WRITTEN REQUEST: Check each line below for the word "孫過庭의", and copy those that have it.

Dataset items:
<<<<

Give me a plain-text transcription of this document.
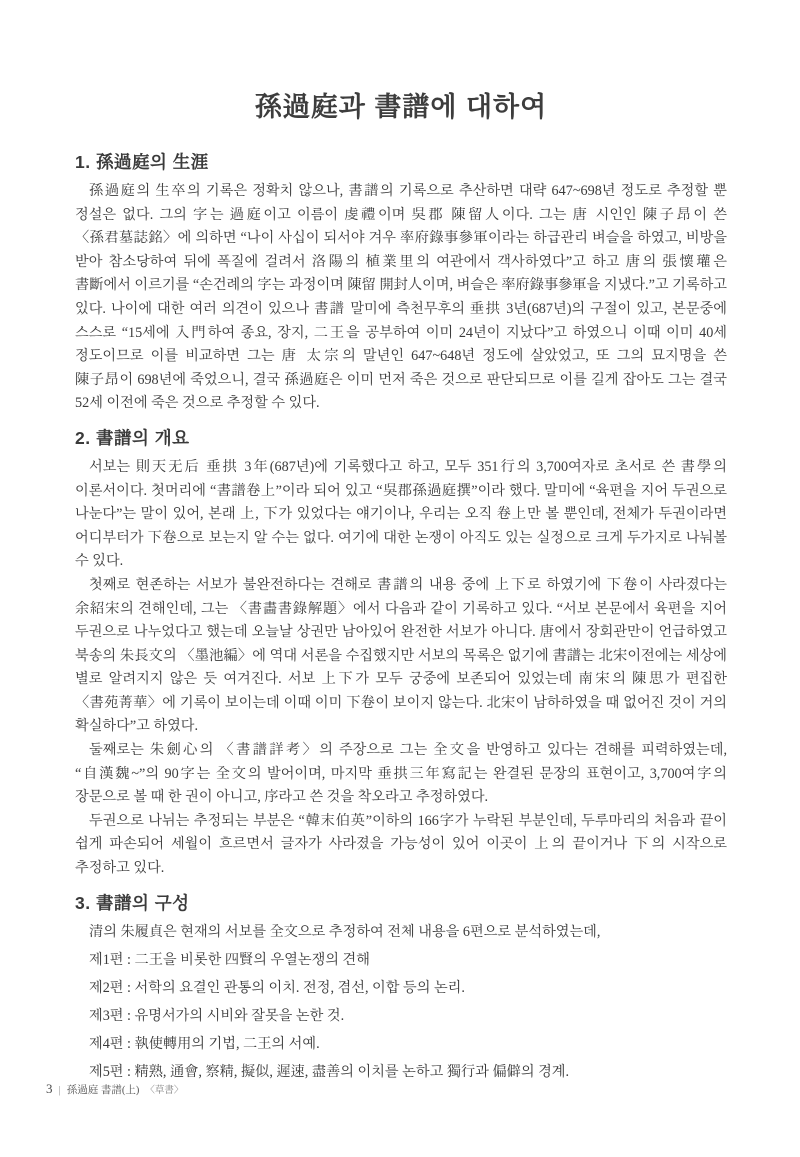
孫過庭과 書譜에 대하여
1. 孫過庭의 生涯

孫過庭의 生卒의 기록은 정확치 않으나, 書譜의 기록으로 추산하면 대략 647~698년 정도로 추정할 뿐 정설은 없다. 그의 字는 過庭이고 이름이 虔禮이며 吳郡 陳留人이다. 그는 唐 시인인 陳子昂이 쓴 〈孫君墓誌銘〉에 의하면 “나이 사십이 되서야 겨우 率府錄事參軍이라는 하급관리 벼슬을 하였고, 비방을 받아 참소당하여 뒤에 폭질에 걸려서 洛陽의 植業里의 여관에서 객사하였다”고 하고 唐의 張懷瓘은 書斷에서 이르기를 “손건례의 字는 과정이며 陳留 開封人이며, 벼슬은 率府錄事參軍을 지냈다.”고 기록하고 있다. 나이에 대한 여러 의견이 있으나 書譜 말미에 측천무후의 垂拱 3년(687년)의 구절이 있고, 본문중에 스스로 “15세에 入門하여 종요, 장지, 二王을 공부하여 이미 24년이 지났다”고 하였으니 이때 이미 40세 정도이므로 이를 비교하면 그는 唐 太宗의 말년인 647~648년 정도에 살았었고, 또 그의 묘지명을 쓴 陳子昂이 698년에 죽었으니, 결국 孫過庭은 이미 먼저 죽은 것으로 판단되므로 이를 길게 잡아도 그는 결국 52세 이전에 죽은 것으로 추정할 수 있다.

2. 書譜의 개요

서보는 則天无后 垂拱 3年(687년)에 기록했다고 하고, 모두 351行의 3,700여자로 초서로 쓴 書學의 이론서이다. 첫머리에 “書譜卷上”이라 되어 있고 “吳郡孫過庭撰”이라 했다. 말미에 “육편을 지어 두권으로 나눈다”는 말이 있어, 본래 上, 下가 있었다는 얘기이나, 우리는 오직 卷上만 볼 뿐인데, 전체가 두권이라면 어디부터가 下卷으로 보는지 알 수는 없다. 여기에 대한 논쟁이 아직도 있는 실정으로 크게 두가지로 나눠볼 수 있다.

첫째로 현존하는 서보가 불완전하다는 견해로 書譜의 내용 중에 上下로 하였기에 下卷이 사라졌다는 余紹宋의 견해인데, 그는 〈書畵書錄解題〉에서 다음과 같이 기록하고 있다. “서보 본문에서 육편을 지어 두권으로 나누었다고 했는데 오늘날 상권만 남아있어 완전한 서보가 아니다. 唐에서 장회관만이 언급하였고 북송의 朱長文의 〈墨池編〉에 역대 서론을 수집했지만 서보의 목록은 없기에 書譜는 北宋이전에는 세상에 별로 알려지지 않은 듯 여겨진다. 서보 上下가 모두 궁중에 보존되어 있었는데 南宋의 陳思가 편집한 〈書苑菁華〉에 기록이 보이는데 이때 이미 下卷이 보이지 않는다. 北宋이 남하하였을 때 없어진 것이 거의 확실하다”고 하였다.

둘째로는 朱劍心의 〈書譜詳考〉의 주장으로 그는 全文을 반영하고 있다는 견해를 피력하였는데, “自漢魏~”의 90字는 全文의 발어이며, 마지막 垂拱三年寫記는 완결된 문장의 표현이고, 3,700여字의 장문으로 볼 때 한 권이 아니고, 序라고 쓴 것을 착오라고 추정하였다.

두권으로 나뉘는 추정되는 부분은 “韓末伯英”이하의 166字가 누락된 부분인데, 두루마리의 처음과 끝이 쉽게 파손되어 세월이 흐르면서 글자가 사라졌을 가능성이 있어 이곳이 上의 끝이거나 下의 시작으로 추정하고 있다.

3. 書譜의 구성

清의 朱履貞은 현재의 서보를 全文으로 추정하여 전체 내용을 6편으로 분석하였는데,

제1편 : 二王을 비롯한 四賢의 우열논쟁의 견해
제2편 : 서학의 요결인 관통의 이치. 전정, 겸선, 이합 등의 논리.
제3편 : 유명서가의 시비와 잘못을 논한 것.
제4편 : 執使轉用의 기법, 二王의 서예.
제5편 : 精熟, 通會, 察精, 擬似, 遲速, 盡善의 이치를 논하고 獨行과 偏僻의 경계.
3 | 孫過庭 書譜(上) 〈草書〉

>>>>

PROBLEM SOLUTION:
1. 孫過庭의 生涯
孫過庭의 生卒의 기록은 정확치 않으나, 書譜의 기록으로 추산하면 대략 647~698년 정도로 추정할 뿐 정설은 없다. 그의 字는 過庭이고 이름이 虔禮이며 吳郡 陳留人이다. 그는 唐 시인인 陳子昂이 쓴 〈孫君墓誌銘〉에 의하면 “나이 사십이 되서야 겨우 率府錄事參軍이라는 하급관리 벼슬을 하였고, 비방을 받아 참소당하여 뒤에 폭질에 걸려서 洛陽의 植業里의 여관에서 객사하였다”고 하고 唐의 張懷瓘은 書斷에서 이르기를 “손건례의 字는 과정이며 陳留 開封人이며, 벼슬은 率府錄事參軍을 지냈다.”고 기록하고 있다. 나이에 대한 여러 의견이 있으나 書譜 말미에 측천무후의 垂拱 3년(687년)의 구절이 있고, 본문중에 스스로 “15세에 入門하여 종요, 장지, 二王을 공부하여 이미 24년이 지났다”고 하였으니 이때 이미 40세 정도이므로 이를 비교하면 그는 唐 太宗의 말년인 647~648년 정도에 살았었고, 또 그의 묘지명을 쓴 陳子昂이 698년에 죽었으니, 결국 孫過庭은 이미 먼저 죽은 것으로 판단되므로 이를 길게 잡아도 그는 결국 52세 이전에 죽은 것으로 추정할 수 있다.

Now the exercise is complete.